• Your task
The data below must be copied in full and without any change.

• Records for this exercise
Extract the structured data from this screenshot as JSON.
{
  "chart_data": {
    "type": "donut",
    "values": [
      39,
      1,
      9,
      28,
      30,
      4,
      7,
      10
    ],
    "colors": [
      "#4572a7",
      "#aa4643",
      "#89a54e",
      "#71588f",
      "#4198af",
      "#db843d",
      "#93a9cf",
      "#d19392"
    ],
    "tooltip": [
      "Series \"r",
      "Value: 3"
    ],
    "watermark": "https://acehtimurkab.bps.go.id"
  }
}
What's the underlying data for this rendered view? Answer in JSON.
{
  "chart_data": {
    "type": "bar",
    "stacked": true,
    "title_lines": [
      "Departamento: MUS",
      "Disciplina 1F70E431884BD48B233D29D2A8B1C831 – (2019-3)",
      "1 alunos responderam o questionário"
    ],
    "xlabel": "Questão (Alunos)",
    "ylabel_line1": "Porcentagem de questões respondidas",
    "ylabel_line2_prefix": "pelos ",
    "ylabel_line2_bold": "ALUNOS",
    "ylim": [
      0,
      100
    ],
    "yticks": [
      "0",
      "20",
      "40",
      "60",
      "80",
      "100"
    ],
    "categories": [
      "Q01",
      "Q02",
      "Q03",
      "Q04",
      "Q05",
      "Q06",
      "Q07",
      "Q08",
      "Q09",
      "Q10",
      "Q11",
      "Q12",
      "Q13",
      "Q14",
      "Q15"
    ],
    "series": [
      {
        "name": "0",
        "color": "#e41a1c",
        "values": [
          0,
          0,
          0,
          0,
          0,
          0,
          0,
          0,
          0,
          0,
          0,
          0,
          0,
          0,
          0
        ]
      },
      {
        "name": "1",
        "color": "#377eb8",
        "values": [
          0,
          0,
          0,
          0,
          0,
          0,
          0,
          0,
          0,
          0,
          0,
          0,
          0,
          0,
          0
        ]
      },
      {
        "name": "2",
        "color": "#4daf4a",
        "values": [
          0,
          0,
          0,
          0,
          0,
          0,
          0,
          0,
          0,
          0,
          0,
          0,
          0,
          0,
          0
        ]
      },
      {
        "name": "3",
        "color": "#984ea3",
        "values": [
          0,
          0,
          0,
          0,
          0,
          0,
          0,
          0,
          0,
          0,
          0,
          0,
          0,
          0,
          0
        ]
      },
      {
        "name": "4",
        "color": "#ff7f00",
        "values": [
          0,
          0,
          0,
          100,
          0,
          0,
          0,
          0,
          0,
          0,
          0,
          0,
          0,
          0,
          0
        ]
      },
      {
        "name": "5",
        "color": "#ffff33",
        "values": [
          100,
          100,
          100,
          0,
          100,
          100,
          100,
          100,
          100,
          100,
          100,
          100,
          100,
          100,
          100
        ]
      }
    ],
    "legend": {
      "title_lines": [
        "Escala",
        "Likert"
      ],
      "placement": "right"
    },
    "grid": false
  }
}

• Solution below
Extract the structured data from this screenshot as JSON.
{
  "chart_data": {
    "type": "donut",
    "values": [
      39,
      1,
      9,
      28,
      30,
      4,
      7,
      10
    ],
    "colors": [
      "#4572a7",
      "#aa4643",
      "#89a54e",
      "#71588f",
      "#4198af",
      "#db843d",
      "#93a9cf",
      "#d19392"
    ],
    "tooltip": [
      "Series \"r",
      "Value: 3"
    ],
    "watermark": "https://acehtimurkab.bps.go.id"
  }
}
What's the underlying data for this rendered view? Answer in JSON.
{
  "chart_data": {
    "type": "bar",
    "stacked": true,
    "title_lines": [
      "Departamento: MUS",
      "Disciplina 1F70E431884BD48B233D29D2A8B1C831 – (2019-3)",
      "1 alunos responderam o questionário"
    ],
    "xlabel": "Questão (Alunos)",
    "ylabel_line1": "Porcentagem de questões respondidas",
    "ylabel_line2_prefix": "pelos ",
    "ylabel_line2_bold": "ALUNOS",
    "ylim": [
      0,
      100
    ],
    "yticks": [
      "0",
      "20",
      "40",
      "60",
      "80",
      "100"
    ],
    "categories": [
      "Q01",
      "Q02",
      "Q03",
      "Q04",
      "Q05",
      "Q06",
      "Q07",
      "Q08",
      "Q09",
      "Q10",
      "Q11",
      "Q12",
      "Q13",
      "Q14",
      "Q15"
    ],
    "series": [
      {
        "name": "0",
        "color": "#e41a1c",
        "values": [
          0,
          0,
          0,
          0,
          0,
          0,
          0,
          0,
          0,
          0,
          0,
          0,
          0,
          0,
          0
        ]
      },
      {
        "name": "1",
        "color": "#377eb8",
        "values": [
          0,
          0,
          0,
          0,
          0,
          0,
          0,
          0,
          0,
          0,
          0,
          0,
          0,
          0,
          0
        ]
      },
      {
        "name": "2",
        "color": "#4daf4a",
        "values": [
          0,
          0,
          0,
          0,
          0,
          0,
          0,
          0,
          0,
          0,
          0,
          0,
          0,
          0,
          0
        ]
      },
      {
        "name": "3",
        "color": "#984ea3",
        "values": [
          0,
          0,
          0,
          0,
          0,
          0,
          0,
          0,
          0,
          0,
          0,
          0,
          0,
          0,
          0
        ]
      },
      {
        "name": "4",
        "color": "#ff7f00",
        "values": [
          0,
          0,
          0,
          100,
          0,
          0,
          0,
          0,
          0,
          0,
          0,
          0,
          0,
          0,
          0
        ]
      },
      {
        "name": "5",
        "color": "#ffff33",
        "values": [
          100,
          100,
          100,
          0,
          100,
          100,
          100,
          100,
          100,
          100,
          100,
          100,
          100,
          100,
          100
        ]
      }
    ],
    "legend": {
      "title_lines": [
        "Escala",
        "Likert"
      ],
      "placement": "right"
    },
    "grid": false
  }
}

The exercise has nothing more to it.